* [Work required]: Give every entry again, unchanged, and leave its images out.

* [Exercise input]:

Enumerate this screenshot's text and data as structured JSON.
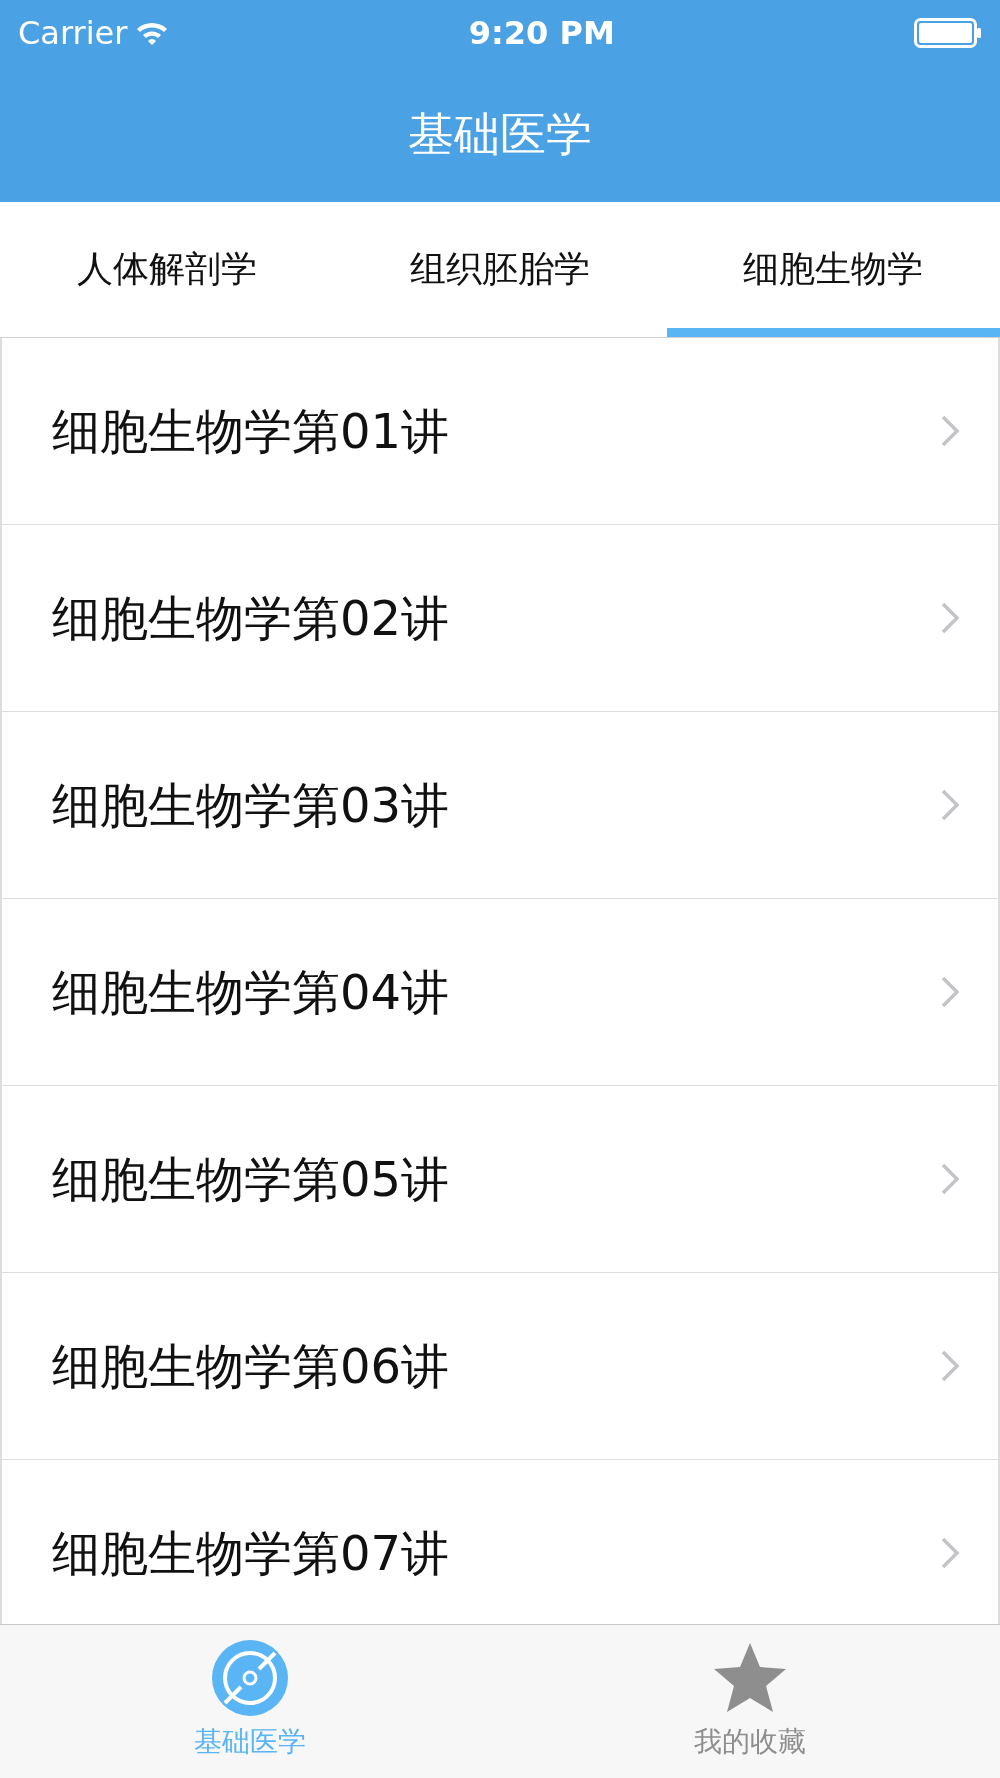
{
  "status_bar": {
    "carrier": "Carrier",
    "time": "9:20 PM"
  },
  "nav": {
    "title": "基础医学"
  },
  "tabs": [
    {
      "label": "人体解剖学",
      "selected": false
    },
    {
      "label": "组织胚胎学",
      "selected": false
    },
    {
      "label": "细胞生物学",
      "selected": true
    }
  ],
  "rows": [
    {
      "title": "细胞生物学第01讲"
    },
    {
      "title": "细胞生物学第02讲"
    },
    {
      "title": "细胞生物学第03讲"
    },
    {
      "title": "细胞生物学第04讲"
    },
    {
      "title": "细胞生物学第05讲"
    },
    {
      "title": "细胞生物学第06讲"
    },
    {
      "title": "细胞生物学第07讲"
    }
  ],
  "tab_bar": [
    {
      "label": "基础医学",
      "kind": "disc",
      "selected": true
    },
    {
      "label": "我的收藏",
      "kind": "star",
      "selected": false
    }
  ]
}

* [Solution to this problem]:
Enumerate this screenshot's text and data as structured JSON.
{
  "status_bar": {
    "carrier": "Carrier",
    "time": "9:20 PM"
  },
  "nav": {
    "title": "基础医学"
  },
  "tabs": [
    {
      "label": "人体解剖学",
      "selected": false
    },
    {
      "label": "组织胚胎学",
      "selected": false
    },
    {
      "label": "细胞生物学",
      "selected": true
    }
  ],
  "rows": [
    {
      "title": "细胞生物学第01讲"
    },
    {
      "title": "细胞生物学第02讲"
    },
    {
      "title": "细胞生物学第03讲"
    },
    {
      "title": "细胞生物学第04讲"
    },
    {
      "title": "细胞生物学第05讲"
    },
    {
      "title": "细胞生物学第06讲"
    },
    {
      "title": "细胞生物学第07讲"
    }
  ],
  "tab_bar": [
    {
      "label": "基础医学",
      "kind": "disc",
      "selected": true
    },
    {
      "label": "我的收藏",
      "kind": "star",
      "selected": false
    }
  ]
}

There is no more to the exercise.